= Requirement =
Return all the data, word for word.

= Task material =
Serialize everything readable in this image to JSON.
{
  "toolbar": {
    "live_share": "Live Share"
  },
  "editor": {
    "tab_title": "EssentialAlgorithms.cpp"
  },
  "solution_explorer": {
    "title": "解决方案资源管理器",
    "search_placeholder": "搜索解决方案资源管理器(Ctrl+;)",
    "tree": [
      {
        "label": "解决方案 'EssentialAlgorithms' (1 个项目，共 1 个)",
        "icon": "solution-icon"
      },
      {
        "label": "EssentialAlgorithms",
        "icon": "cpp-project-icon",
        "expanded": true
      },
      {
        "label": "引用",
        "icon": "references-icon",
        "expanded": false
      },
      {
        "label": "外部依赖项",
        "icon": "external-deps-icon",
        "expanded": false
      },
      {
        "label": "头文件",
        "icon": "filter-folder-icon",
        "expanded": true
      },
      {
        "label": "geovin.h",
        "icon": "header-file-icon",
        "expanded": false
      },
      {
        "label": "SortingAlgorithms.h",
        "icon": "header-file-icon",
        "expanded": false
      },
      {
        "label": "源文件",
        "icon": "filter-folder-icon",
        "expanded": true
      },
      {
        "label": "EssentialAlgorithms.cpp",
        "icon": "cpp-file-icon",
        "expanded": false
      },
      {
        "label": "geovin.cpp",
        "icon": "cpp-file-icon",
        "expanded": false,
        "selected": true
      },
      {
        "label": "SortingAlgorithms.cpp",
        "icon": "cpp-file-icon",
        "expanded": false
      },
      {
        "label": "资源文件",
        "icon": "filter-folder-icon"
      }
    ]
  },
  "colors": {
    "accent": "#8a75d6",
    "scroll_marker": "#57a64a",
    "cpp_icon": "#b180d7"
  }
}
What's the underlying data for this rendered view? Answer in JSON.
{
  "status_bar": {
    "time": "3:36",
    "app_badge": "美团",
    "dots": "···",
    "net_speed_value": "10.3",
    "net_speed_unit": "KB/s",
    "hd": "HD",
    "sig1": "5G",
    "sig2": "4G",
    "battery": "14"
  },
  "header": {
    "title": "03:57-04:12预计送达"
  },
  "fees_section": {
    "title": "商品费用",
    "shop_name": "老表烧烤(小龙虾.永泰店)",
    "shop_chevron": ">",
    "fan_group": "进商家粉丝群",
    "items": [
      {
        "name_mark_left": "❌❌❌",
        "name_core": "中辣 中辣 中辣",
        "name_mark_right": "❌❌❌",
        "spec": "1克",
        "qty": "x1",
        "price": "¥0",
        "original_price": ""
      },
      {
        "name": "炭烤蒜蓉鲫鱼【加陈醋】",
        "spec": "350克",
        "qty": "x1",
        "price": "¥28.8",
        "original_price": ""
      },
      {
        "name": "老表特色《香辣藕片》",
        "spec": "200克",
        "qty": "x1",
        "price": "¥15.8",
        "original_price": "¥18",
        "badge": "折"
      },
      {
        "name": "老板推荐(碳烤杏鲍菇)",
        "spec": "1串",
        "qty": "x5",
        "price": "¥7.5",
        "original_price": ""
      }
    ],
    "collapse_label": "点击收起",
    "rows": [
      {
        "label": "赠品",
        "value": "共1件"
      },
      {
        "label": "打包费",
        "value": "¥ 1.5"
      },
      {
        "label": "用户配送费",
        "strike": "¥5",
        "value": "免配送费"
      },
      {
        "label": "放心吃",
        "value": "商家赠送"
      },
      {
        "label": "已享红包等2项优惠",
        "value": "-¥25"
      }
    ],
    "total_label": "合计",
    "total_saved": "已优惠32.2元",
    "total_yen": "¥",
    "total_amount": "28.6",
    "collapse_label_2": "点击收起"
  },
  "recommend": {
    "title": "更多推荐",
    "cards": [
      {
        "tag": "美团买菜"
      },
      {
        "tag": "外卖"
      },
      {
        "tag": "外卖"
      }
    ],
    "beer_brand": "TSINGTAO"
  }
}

= Exercise response =
Serialize everything readable in this image to JSON.
{
  "toolbar": {
    "live_share": "Live Share"
  },
  "editor": {
    "tab_title": "EssentialAlgorithms.cpp"
  },
  "solution_explorer": {
    "title": "解决方案资源管理器",
    "search_placeholder": "搜索解决方案资源管理器(Ctrl+;)",
    "tree": [
      {
        "label": "解决方案 'EssentialAlgorithms' (1 个项目，共 1 个)",
        "icon": "solution-icon"
      },
      {
        "label": "EssentialAlgorithms",
        "icon": "cpp-project-icon",
        "expanded": true
      },
      {
        "label": "引用",
        "icon": "references-icon",
        "expanded": false
      },
      {
        "label": "外部依赖项",
        "icon": "external-deps-icon",
        "expanded": false
      },
      {
        "label": "头文件",
        "icon": "filter-folder-icon",
        "expanded": true
      },
      {
        "label": "geovin.h",
        "icon": "header-file-icon",
        "expanded": false
      },
      {
        "label": "SortingAlgorithms.h",
        "icon": "header-file-icon",
        "expanded": false
      },
      {
        "label": "源文件",
        "icon": "filter-folder-icon",
        "expanded": true
      },
      {
        "label": "EssentialAlgorithms.cpp",
        "icon": "cpp-file-icon",
        "expanded": false
      },
      {
        "label": "geovin.cpp",
        "icon": "cpp-file-icon",
        "expanded": false,
        "selected": true
      },
      {
        "label": "SortingAlgorithms.cpp",
        "icon": "cpp-file-icon",
        "expanded": false
      },
      {
        "label": "资源文件",
        "icon": "filter-folder-icon"
      }
    ]
  },
  "colors": {
    "accent": "#8a75d6",
    "scroll_marker": "#57a64a",
    "cpp_icon": "#b180d7"
  }
}
What's the underlying data for this rendered view? Answer in JSON.
{
  "status_bar": {
    "time": "3:36",
    "app_badge": "美团",
    "dots": "···",
    "net_speed_value": "10.3",
    "net_speed_unit": "KB/s",
    "hd": "HD",
    "sig1": "5G",
    "sig2": "4G",
    "battery": "14"
  },
  "header": {
    "title": "03:57-04:12预计送达"
  },
  "fees_section": {
    "title": "商品费用",
    "shop_name": "老表烧烤(小龙虾.永泰店)",
    "shop_chevron": ">",
    "fan_group": "进商家粉丝群",
    "items": [
      {
        "name_mark_left": "❌❌❌",
        "name_core": "中辣 中辣 中辣",
        "name_mark_right": "❌❌❌",
        "spec": "1克",
        "qty": "x1",
        "price": "¥0",
        "original_price": ""
      },
      {
        "name": "炭烤蒜蓉鲫鱼【加陈醋】",
        "spec": "350克",
        "qty": "x1",
        "price": "¥28.8",
        "original_price": ""
      },
      {
        "name": "老表特色《香辣藕片》",
        "spec": "200克",
        "qty": "x1",
        "price": "¥15.8",
        "original_price": "¥18",
        "badge": "折"
      },
      {
        "name": "老板推荐(碳烤杏鲍菇)",
        "spec": "1串",
        "qty": "x5",
        "price": "¥7.5",
        "original_price": ""
      }
    ],
    "collapse_label": "点击收起",
    "rows": [
      {
        "label": "赠品",
        "value": "共1件"
      },
      {
        "label": "打包费",
        "value": "¥ 1.5"
      },
      {
        "label": "用户配送费",
        "strike": "¥5",
        "value": "免配送费"
      },
      {
        "label": "放心吃",
        "value": "商家赠送"
      },
      {
        "label": "已享红包等2项优惠",
        "value": "-¥25"
      }
    ],
    "total_label": "合计",
    "total_saved": "已优惠32.2元",
    "total_yen": "¥",
    "total_amount": "28.6",
    "collapse_label_2": "点击收起"
  },
  "recommend": {
    "title": "更多推荐",
    "cards": [
      {
        "tag": "美团买菜"
      },
      {
        "tag": "外卖"
      },
      {
        "tag": "外卖"
      }
    ],
    "beer_brand": "TSINGTAO"
  }
}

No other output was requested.